EXERCISE: Across the entries below, how many lines contain the string "median"? Give only the count.
======== MATERIAL FOR THIS EXERCISE
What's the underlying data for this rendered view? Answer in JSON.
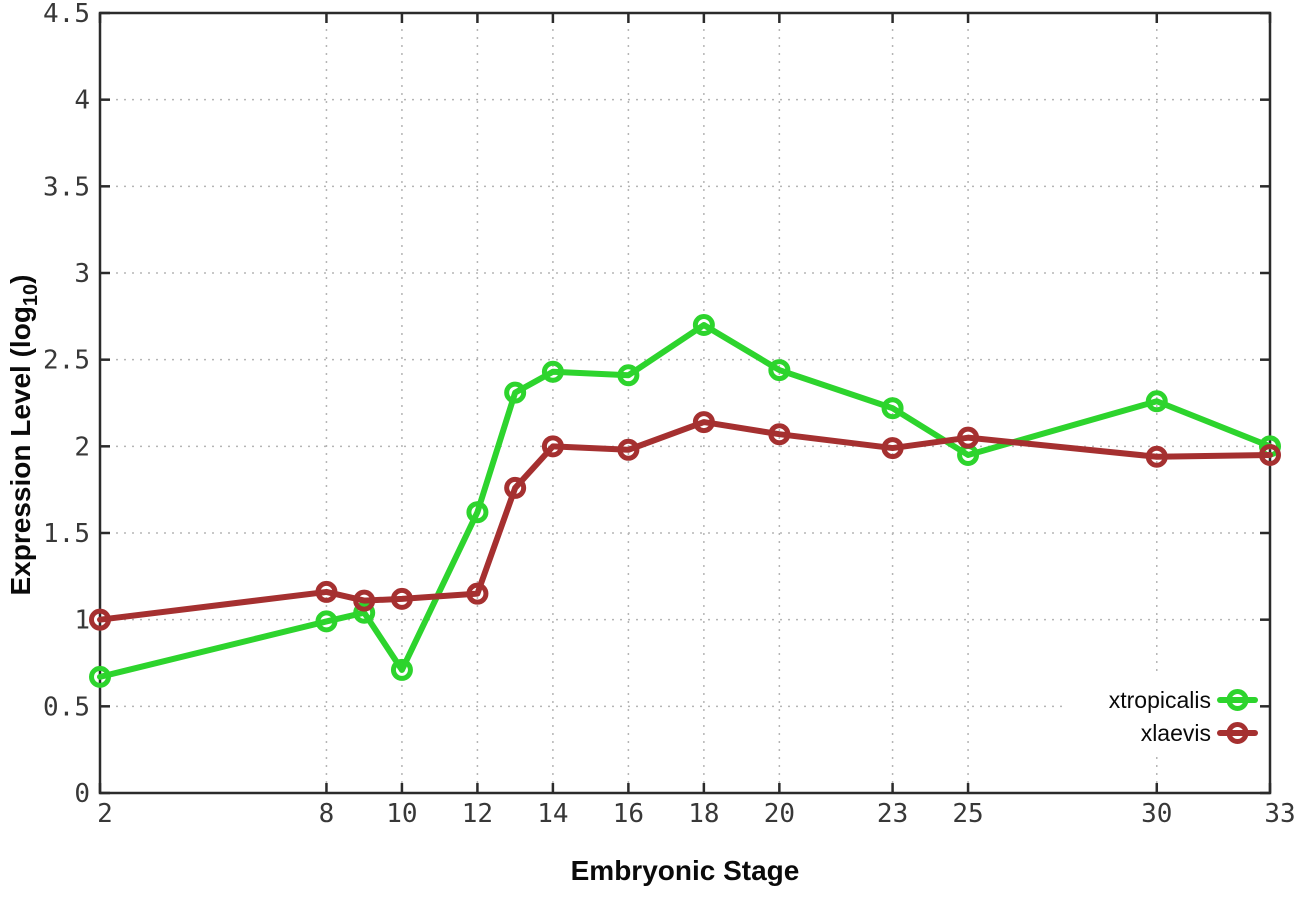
{
  "chart_data": {
    "type": "line",
    "title": "",
    "xlabel": "Embryonic Stage",
    "ylabel": "Expression Level (log10)",
    "ylabel_parts": {
      "base": "Expression Level (log",
      "subscript": "10",
      "suffix": ")"
    },
    "xlim": [
      2,
      33
    ],
    "ylim": [
      0,
      4.5
    ],
    "xticks": [
      2,
      8,
      10,
      12,
      14,
      16,
      18,
      20,
      23,
      25,
      30,
      33
    ],
    "yticks": [
      0,
      0.5,
      1,
      1.5,
      2,
      2.5,
      3,
      3.5,
      4,
      4.5
    ],
    "grid": true,
    "legend_position": "inside-bottom-right",
    "x": [
      2,
      8,
      9,
      10,
      12,
      13,
      14,
      16,
      18,
      20,
      23,
      25,
      30,
      33
    ],
    "series": [
      {
        "name": "xtropicalis",
        "color": "#2dd42d",
        "marker": "open-circle",
        "values": [
          0.67,
          0.99,
          1.04,
          0.71,
          1.62,
          2.31,
          2.43,
          2.41,
          2.7,
          2.44,
          2.22,
          1.95,
          2.26,
          2.0
        ]
      },
      {
        "name": "xlaevis",
        "color": "#a53030",
        "marker": "open-circle",
        "values": [
          1.0,
          1.16,
          1.11,
          1.12,
          1.15,
          1.76,
          2.0,
          1.98,
          2.14,
          2.07,
          1.99,
          2.05,
          1.94,
          1.95
        ]
      }
    ]
  }
}
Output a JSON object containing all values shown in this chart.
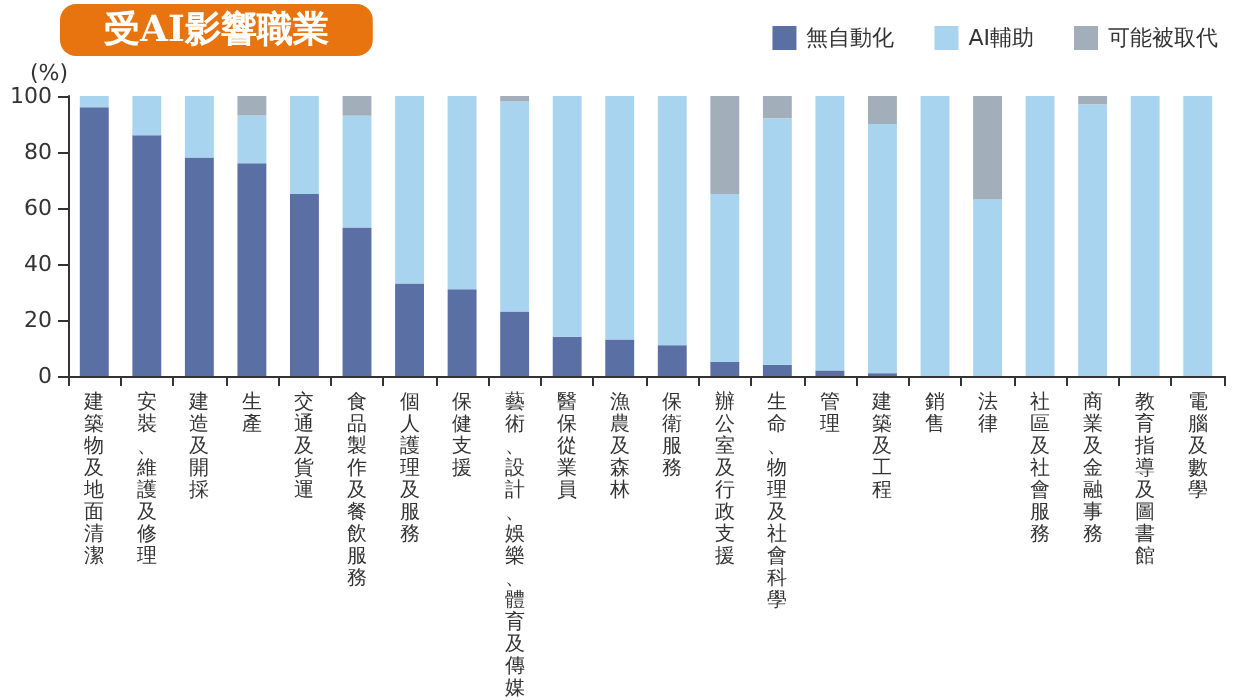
{
  "chart_data": {
    "type": "bar",
    "title": "受AI影響職業",
    "ylabel": "(%)",
    "stacked": true,
    "legend": "top right",
    "categories": [
      "建築物及地面清潔",
      "安裝、維護及修理",
      "建造及開採",
      "生產",
      "交通及貨運",
      "食品製作及餐飲服務",
      "個人護理及服務",
      "保健支援",
      "藝術、設計、娛樂、體育及傳媒",
      "醫保從業員",
      "漁農及森林",
      "保衛服務",
      "辦公室及行政支援",
      "生命、物理及社會科學",
      "管理",
      "建築及工程",
      "銷售",
      "法律",
      "社區及社會服務",
      "商業及金融事務",
      "教育指導及圖書館",
      "電腦及數學"
    ],
    "series": [
      {
        "name": "無自動化",
        "color": "#5a6fa3",
        "values": [
          96,
          86,
          78,
          76,
          65,
          53,
          33,
          31,
          23,
          14,
          13,
          11,
          5,
          4,
          2,
          1,
          0,
          0,
          0,
          0,
          0,
          0
        ]
      },
      {
        "name": "AI輔助",
        "color": "#a9d4ef",
        "values": [
          4,
          14,
          22,
          17,
          35,
          40,
          67,
          69,
          75,
          86,
          87,
          89,
          60,
          88,
          98,
          89,
          100,
          63,
          100,
          97,
          100,
          100
        ]
      },
      {
        "name": "可能被取代",
        "color": "#a3aebb",
        "values": [
          0,
          0,
          0,
          7,
          0,
          7,
          0,
          0,
          2,
          0,
          0,
          0,
          35,
          8,
          0,
          10,
          0,
          37,
          0,
          3,
          0,
          0
        ]
      }
    ],
    "ylim": [
      0,
      100
    ],
    "yticks": [
      0,
      20,
      40,
      60,
      80,
      100
    ]
  }
}
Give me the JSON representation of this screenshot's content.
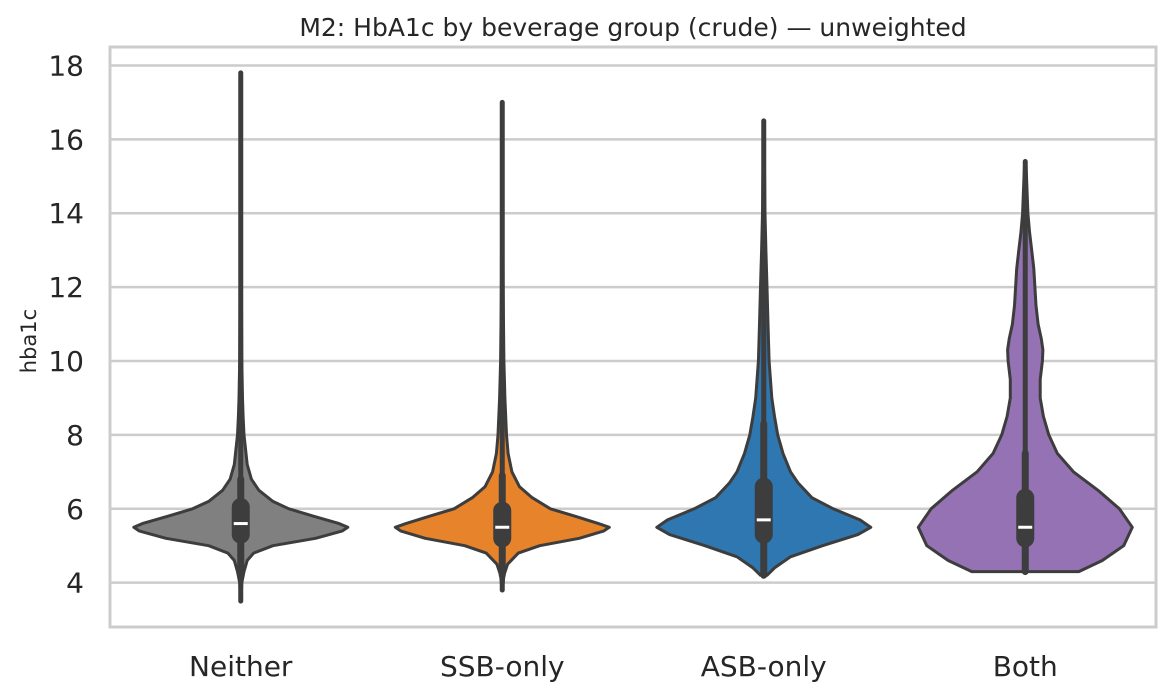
{
  "chart_data": {
    "type": "violin",
    "title": "M2: HbA1c by beverage group (crude) — unweighted",
    "xlabel": "",
    "ylabel": "hba1c",
    "ylim": [
      2.8,
      18.5
    ],
    "yticks": [
      "4",
      "6",
      "8",
      "10",
      "12",
      "14",
      "16",
      "18"
    ],
    "grid": "horizontal",
    "categories": [
      "Neither",
      "SSB-only",
      "ASB-only",
      "Both"
    ],
    "colors": [
      "#808080",
      "#e6832b",
      "#2e77b0",
      "#9472b4"
    ],
    "series": [
      {
        "min": 3.5,
        "max": 17.8,
        "median": 5.6,
        "q1": 5.3,
        "q3": 6.05,
        "whisker_low": 4.3,
        "whisker_high": 6.8,
        "density": [
          [
            3.5,
            0.002
          ],
          [
            4.0,
            0.01
          ],
          [
            4.3,
            0.03
          ],
          [
            4.6,
            0.06
          ],
          [
            4.8,
            0.12
          ],
          [
            5.0,
            0.3
          ],
          [
            5.2,
            0.7
          ],
          [
            5.4,
            0.95
          ],
          [
            5.5,
            1.0
          ],
          [
            5.6,
            0.92
          ],
          [
            5.8,
            0.68
          ],
          [
            6.0,
            0.45
          ],
          [
            6.2,
            0.3
          ],
          [
            6.5,
            0.17
          ],
          [
            6.8,
            0.1
          ],
          [
            7.2,
            0.06
          ],
          [
            7.6,
            0.045
          ],
          [
            8.0,
            0.03
          ],
          [
            8.5,
            0.022
          ],
          [
            9.0,
            0.016
          ],
          [
            10.0,
            0.01
          ],
          [
            12.0,
            0.006
          ],
          [
            14.0,
            0.005
          ],
          [
            16.0,
            0.004
          ],
          [
            17.8,
            0.002
          ]
        ]
      },
      {
        "min": 3.8,
        "max": 17.0,
        "median": 5.5,
        "q1": 5.2,
        "q3": 5.95,
        "whisker_low": 4.2,
        "whisker_high": 6.9,
        "density": [
          [
            3.8,
            0.002
          ],
          [
            4.2,
            0.015
          ],
          [
            4.5,
            0.05
          ],
          [
            4.8,
            0.15
          ],
          [
            5.0,
            0.35
          ],
          [
            5.2,
            0.72
          ],
          [
            5.4,
            0.95
          ],
          [
            5.5,
            1.0
          ],
          [
            5.6,
            0.9
          ],
          [
            5.8,
            0.68
          ],
          [
            6.0,
            0.45
          ],
          [
            6.3,
            0.28
          ],
          [
            6.6,
            0.16
          ],
          [
            7.0,
            0.09
          ],
          [
            7.5,
            0.055
          ],
          [
            8.0,
            0.04
          ],
          [
            9.0,
            0.025
          ],
          [
            10.0,
            0.015
          ],
          [
            11.0,
            0.012
          ],
          [
            12.0,
            0.008
          ],
          [
            14.0,
            0.006
          ],
          [
            16.0,
            0.004
          ],
          [
            17.0,
            0.002
          ]
        ]
      },
      {
        "min": 4.2,
        "max": 16.5,
        "median": 5.7,
        "q1": 5.3,
        "q3": 6.6,
        "whisker_low": 4.2,
        "whisker_high": 8.3,
        "density": [
          [
            4.2,
            0.03
          ],
          [
            4.4,
            0.1
          ],
          [
            4.7,
            0.25
          ],
          [
            5.0,
            0.55
          ],
          [
            5.3,
            0.88
          ],
          [
            5.5,
            1.0
          ],
          [
            5.7,
            0.9
          ],
          [
            6.0,
            0.65
          ],
          [
            6.3,
            0.45
          ],
          [
            6.7,
            0.32
          ],
          [
            7.0,
            0.25
          ],
          [
            7.5,
            0.18
          ],
          [
            8.0,
            0.13
          ],
          [
            8.5,
            0.1
          ],
          [
            9.0,
            0.075
          ],
          [
            10.0,
            0.05
          ],
          [
            11.0,
            0.04
          ],
          [
            12.0,
            0.03
          ],
          [
            13.0,
            0.02
          ],
          [
            14.0,
            0.012
          ],
          [
            15.0,
            0.008
          ],
          [
            16.5,
            0.003
          ]
        ]
      },
      {
        "min": 4.3,
        "max": 15.4,
        "median": 5.5,
        "q1": 5.2,
        "q3": 6.3,
        "whisker_low": 4.3,
        "whisker_high": 7.5,
        "density": [
          [
            4.3,
            0.5
          ],
          [
            4.6,
            0.72
          ],
          [
            5.0,
            0.92
          ],
          [
            5.5,
            1.0
          ],
          [
            6.0,
            0.88
          ],
          [
            6.5,
            0.68
          ],
          [
            7.0,
            0.45
          ],
          [
            7.5,
            0.3
          ],
          [
            8.0,
            0.22
          ],
          [
            8.5,
            0.17
          ],
          [
            9.0,
            0.14
          ],
          [
            9.5,
            0.14
          ],
          [
            10.0,
            0.16
          ],
          [
            10.3,
            0.165
          ],
          [
            10.6,
            0.15
          ],
          [
            11.0,
            0.12
          ],
          [
            11.5,
            0.1
          ],
          [
            12.0,
            0.09
          ],
          [
            12.5,
            0.08
          ],
          [
            13.0,
            0.06
          ],
          [
            13.5,
            0.04
          ],
          [
            14.0,
            0.025
          ],
          [
            15.0,
            0.012
          ],
          [
            15.4,
            0.005
          ]
        ]
      }
    ]
  }
}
================
EXERCISE ANSWER: 4